**Exercise details**
Output each line exactly as it appears, skipping any embedded picture.

**Given records**

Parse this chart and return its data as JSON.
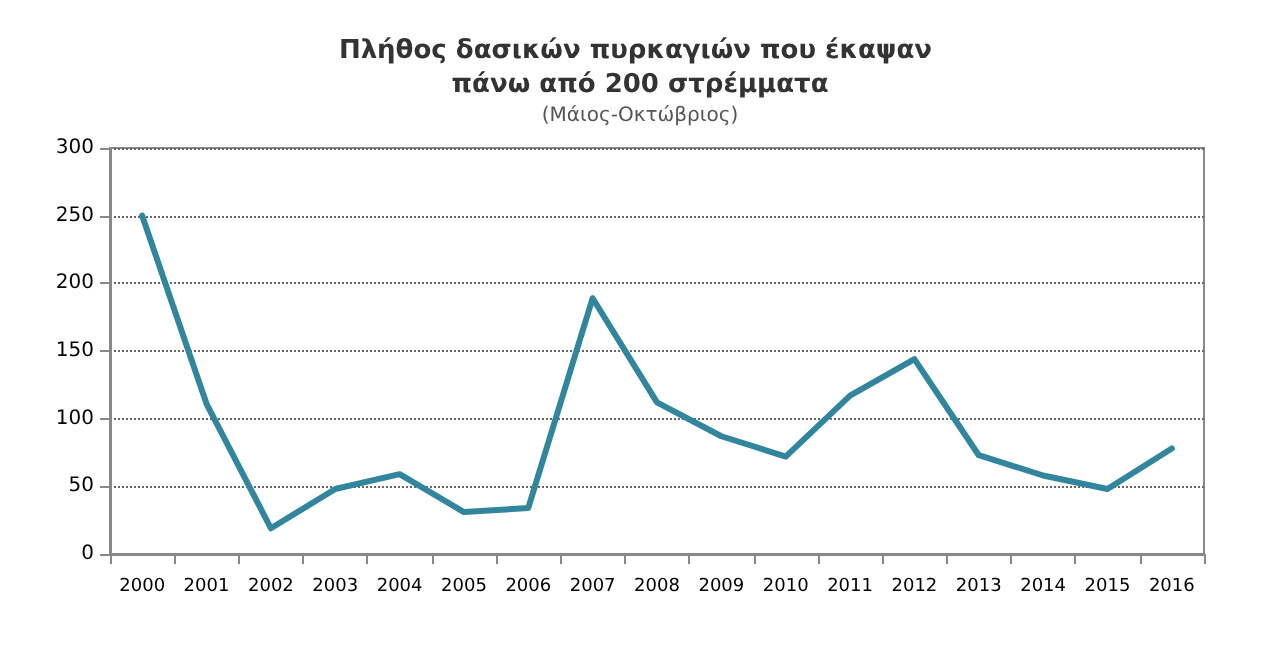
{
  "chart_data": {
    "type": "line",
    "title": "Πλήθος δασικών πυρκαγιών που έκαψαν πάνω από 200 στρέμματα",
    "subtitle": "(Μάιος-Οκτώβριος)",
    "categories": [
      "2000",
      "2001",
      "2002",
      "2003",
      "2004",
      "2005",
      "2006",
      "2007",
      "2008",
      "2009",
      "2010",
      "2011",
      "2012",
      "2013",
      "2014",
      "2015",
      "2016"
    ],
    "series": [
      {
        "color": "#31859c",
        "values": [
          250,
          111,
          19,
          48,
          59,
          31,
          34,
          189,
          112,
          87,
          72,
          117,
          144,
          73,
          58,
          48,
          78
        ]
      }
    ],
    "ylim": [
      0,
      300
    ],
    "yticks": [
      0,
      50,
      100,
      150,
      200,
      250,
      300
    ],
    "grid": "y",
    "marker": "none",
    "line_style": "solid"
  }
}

**Task response**
Parse this chart and return its data as JSON.
{
  "chart_data": {
    "type": "line",
    "title": "Πλήθος δασικών πυρκαγιών που έκαψαν πάνω από 200 στρέμματα",
    "subtitle": "(Μάιος-Οκτώβριος)",
    "categories": [
      "2000",
      "2001",
      "2002",
      "2003",
      "2004",
      "2005",
      "2006",
      "2007",
      "2008",
      "2009",
      "2010",
      "2011",
      "2012",
      "2013",
      "2014",
      "2015",
      "2016"
    ],
    "series": [
      {
        "color": "#31859c",
        "values": [
          250,
          111,
          19,
          48,
          59,
          31,
          34,
          189,
          112,
          87,
          72,
          117,
          144,
          73,
          58,
          48,
          78
        ]
      }
    ],
    "ylim": [
      0,
      300
    ],
    "yticks": [
      0,
      50,
      100,
      150,
      200,
      250,
      300
    ],
    "grid": "y",
    "marker": "none",
    "line_style": "solid"
  }
}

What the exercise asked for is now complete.